What you should do
In the records below, find each line with the word "placement" and copy it.

★ ★ ★ ★ ★

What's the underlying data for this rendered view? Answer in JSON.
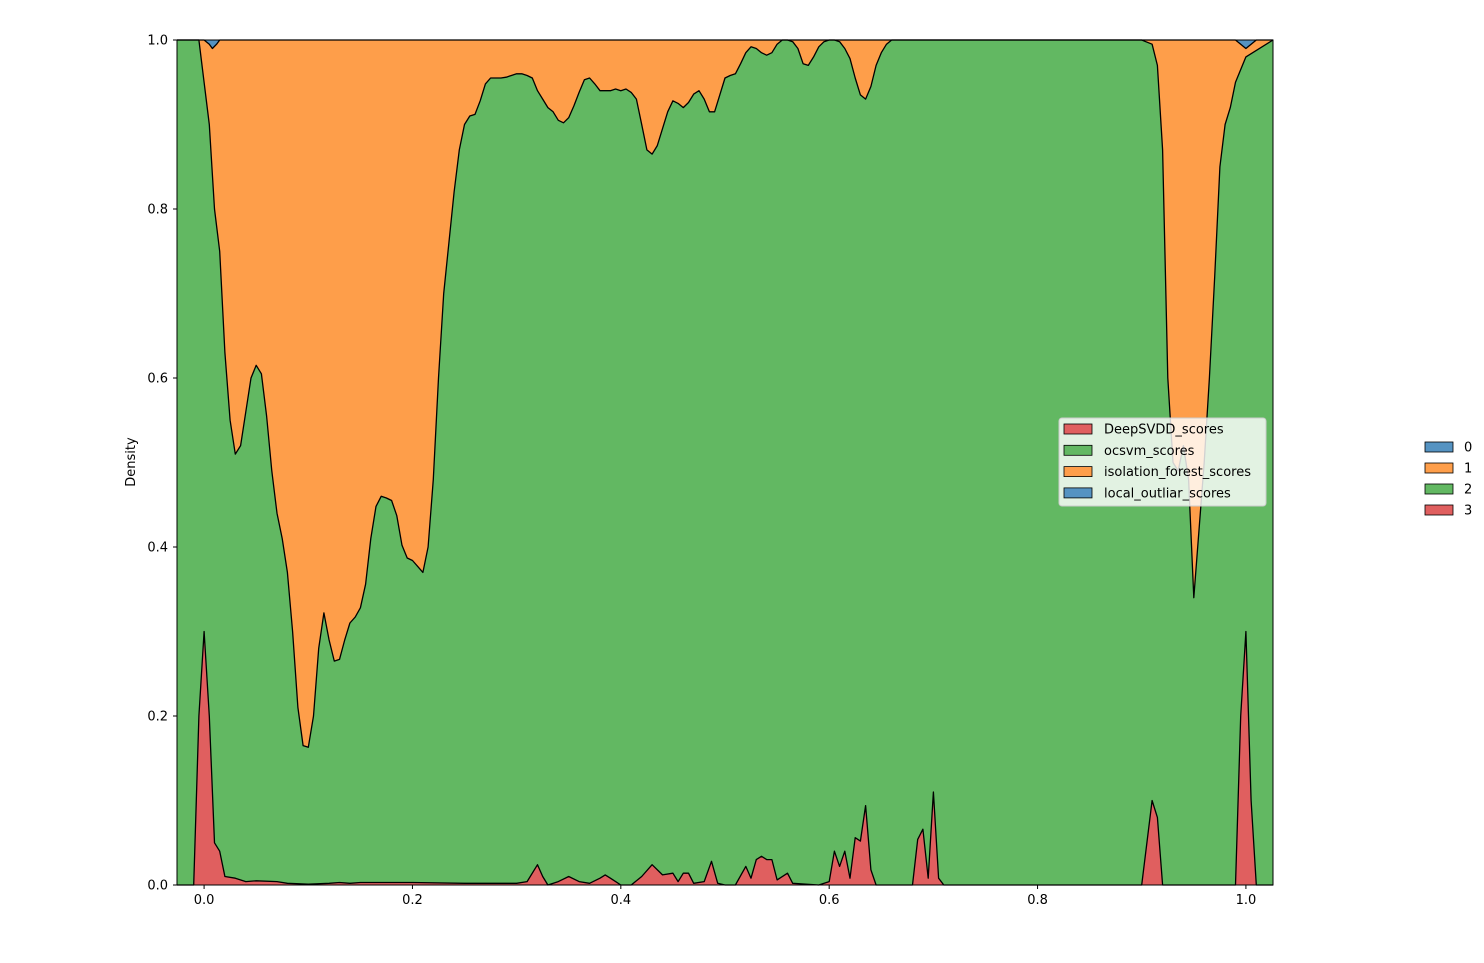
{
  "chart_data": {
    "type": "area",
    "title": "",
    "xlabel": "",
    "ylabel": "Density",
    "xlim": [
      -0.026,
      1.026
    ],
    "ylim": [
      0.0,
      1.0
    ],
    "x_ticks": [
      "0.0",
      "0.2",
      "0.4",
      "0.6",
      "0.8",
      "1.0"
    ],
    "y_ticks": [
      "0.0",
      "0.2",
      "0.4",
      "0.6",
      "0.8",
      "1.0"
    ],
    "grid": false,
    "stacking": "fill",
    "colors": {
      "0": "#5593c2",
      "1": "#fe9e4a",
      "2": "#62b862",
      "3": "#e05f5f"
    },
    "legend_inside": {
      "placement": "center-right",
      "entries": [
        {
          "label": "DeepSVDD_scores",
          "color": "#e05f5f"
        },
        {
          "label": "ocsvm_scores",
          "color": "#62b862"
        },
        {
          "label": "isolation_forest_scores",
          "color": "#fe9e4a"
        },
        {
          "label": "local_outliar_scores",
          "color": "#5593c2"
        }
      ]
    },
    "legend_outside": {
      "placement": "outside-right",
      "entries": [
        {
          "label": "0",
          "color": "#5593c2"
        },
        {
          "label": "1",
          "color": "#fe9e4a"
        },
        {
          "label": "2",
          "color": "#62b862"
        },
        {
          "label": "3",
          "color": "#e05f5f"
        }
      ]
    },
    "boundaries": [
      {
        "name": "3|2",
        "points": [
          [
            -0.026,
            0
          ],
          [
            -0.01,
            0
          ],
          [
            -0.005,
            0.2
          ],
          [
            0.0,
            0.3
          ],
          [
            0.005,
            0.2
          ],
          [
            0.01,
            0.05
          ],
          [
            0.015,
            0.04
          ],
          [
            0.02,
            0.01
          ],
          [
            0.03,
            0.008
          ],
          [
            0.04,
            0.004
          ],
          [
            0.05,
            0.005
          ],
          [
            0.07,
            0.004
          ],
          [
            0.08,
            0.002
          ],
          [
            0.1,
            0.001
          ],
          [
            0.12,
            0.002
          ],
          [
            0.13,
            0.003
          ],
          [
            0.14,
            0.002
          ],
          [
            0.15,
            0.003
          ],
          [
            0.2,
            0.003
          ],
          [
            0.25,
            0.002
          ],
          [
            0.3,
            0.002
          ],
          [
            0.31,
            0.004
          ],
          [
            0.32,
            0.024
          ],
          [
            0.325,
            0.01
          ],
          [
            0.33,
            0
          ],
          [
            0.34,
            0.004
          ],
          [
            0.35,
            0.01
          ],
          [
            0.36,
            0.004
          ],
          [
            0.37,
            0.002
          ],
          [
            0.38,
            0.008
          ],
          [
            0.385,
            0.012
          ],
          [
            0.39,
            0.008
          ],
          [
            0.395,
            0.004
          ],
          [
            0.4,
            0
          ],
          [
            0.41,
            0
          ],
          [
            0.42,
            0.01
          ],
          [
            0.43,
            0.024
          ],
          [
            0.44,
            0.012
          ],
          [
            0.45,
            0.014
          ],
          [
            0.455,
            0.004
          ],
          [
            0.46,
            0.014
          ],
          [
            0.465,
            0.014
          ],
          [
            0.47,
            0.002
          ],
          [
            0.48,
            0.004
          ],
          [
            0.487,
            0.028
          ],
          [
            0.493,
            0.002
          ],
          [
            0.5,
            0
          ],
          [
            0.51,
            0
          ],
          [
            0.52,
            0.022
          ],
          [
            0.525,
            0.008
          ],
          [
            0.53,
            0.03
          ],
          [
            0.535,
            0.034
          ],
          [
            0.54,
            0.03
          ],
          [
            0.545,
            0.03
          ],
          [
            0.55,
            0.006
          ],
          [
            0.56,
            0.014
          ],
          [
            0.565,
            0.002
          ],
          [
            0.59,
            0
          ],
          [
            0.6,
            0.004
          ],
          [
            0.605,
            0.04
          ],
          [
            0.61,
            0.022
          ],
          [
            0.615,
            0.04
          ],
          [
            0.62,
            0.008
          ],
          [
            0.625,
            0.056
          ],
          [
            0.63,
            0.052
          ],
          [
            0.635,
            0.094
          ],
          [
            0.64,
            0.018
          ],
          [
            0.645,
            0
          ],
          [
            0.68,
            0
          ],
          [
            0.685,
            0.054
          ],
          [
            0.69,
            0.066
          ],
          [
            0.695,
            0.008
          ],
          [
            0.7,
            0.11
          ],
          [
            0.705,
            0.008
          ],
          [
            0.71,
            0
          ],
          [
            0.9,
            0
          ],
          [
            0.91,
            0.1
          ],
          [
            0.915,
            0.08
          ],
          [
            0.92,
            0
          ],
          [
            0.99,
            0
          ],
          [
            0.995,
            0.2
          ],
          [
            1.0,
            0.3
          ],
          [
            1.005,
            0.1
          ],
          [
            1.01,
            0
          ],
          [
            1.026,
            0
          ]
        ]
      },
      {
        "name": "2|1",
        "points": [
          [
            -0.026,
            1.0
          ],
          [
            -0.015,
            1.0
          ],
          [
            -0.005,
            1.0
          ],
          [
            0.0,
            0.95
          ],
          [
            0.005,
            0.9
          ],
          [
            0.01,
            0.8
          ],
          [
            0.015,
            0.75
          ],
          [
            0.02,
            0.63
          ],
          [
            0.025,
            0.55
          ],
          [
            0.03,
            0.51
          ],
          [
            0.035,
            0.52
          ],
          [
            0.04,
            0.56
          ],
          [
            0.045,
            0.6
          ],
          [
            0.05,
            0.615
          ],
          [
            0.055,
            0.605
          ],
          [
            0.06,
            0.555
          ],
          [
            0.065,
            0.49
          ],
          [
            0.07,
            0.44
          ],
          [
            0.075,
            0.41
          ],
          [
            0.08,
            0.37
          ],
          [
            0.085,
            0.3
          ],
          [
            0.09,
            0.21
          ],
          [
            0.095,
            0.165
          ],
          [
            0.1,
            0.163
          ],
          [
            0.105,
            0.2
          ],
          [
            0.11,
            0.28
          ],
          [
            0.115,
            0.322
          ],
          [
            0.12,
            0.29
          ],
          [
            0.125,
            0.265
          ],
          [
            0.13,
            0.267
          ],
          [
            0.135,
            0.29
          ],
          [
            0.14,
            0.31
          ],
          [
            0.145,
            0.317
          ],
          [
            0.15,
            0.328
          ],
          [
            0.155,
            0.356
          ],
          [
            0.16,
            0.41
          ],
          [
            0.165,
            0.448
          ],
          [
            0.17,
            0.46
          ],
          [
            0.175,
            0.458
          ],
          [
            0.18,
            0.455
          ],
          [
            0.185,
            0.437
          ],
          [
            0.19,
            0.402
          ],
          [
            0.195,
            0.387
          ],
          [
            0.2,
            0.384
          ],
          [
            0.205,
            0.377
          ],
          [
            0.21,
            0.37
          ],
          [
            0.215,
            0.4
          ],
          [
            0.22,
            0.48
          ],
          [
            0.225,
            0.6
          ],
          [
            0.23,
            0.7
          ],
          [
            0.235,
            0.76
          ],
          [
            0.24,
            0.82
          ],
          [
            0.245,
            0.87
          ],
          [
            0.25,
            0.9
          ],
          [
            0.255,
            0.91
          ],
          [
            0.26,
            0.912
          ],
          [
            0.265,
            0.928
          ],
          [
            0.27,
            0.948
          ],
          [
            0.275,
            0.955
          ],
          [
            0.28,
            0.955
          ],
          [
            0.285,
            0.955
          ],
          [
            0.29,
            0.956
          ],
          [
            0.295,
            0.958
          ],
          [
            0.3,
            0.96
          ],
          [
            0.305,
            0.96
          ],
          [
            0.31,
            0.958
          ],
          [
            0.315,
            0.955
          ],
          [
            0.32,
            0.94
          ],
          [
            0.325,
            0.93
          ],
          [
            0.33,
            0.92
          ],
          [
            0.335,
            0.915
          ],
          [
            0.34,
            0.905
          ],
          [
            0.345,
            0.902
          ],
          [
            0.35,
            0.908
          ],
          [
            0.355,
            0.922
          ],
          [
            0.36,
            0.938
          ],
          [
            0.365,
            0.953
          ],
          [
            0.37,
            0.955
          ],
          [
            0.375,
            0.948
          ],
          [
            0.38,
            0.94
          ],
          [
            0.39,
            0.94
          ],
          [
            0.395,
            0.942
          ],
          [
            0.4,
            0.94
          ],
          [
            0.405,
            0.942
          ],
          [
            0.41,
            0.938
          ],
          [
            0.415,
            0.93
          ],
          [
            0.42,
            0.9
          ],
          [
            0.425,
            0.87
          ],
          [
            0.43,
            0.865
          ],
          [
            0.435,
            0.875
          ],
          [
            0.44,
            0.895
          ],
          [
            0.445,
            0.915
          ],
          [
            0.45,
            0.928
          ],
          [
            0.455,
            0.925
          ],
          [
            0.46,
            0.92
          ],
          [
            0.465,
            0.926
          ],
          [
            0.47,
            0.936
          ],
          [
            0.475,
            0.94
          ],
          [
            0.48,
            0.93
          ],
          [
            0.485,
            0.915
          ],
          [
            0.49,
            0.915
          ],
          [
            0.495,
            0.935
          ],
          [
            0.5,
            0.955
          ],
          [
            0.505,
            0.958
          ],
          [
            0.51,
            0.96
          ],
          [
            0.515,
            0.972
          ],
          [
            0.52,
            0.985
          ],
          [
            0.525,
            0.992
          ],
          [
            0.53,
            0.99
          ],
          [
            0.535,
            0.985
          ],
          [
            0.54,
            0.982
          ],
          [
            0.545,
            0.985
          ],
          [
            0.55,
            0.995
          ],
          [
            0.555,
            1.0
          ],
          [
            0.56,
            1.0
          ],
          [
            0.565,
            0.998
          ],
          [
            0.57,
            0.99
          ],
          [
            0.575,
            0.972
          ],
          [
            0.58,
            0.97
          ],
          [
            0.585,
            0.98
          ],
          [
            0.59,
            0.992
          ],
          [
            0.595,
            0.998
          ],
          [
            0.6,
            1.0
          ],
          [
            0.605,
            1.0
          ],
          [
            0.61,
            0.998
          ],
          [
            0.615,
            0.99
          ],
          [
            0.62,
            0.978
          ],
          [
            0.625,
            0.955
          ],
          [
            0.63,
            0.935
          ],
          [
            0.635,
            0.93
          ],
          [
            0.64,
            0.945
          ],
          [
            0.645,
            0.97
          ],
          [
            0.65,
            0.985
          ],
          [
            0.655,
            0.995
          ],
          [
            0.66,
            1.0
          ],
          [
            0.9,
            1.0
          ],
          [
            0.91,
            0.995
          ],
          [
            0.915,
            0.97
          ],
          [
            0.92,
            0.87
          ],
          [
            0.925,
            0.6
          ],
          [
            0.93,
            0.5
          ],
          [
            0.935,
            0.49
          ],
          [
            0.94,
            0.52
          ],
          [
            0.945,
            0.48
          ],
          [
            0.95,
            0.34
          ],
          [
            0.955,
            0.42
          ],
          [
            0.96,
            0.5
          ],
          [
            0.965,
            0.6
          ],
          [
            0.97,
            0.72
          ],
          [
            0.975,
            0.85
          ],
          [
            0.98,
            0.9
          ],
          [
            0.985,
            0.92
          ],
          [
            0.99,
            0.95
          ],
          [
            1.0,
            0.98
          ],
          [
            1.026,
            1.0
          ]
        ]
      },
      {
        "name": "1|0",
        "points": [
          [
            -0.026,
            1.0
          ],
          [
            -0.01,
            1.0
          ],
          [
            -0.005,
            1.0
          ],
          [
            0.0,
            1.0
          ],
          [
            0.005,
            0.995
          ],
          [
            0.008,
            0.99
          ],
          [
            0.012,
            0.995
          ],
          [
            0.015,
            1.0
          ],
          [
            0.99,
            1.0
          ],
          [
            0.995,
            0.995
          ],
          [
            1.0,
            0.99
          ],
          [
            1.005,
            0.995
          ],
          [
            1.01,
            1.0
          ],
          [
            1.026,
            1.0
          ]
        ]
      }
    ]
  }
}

★ ★ ★ ★ ★

Output below
      "placement": "center-right",
      "placement": "outside-right",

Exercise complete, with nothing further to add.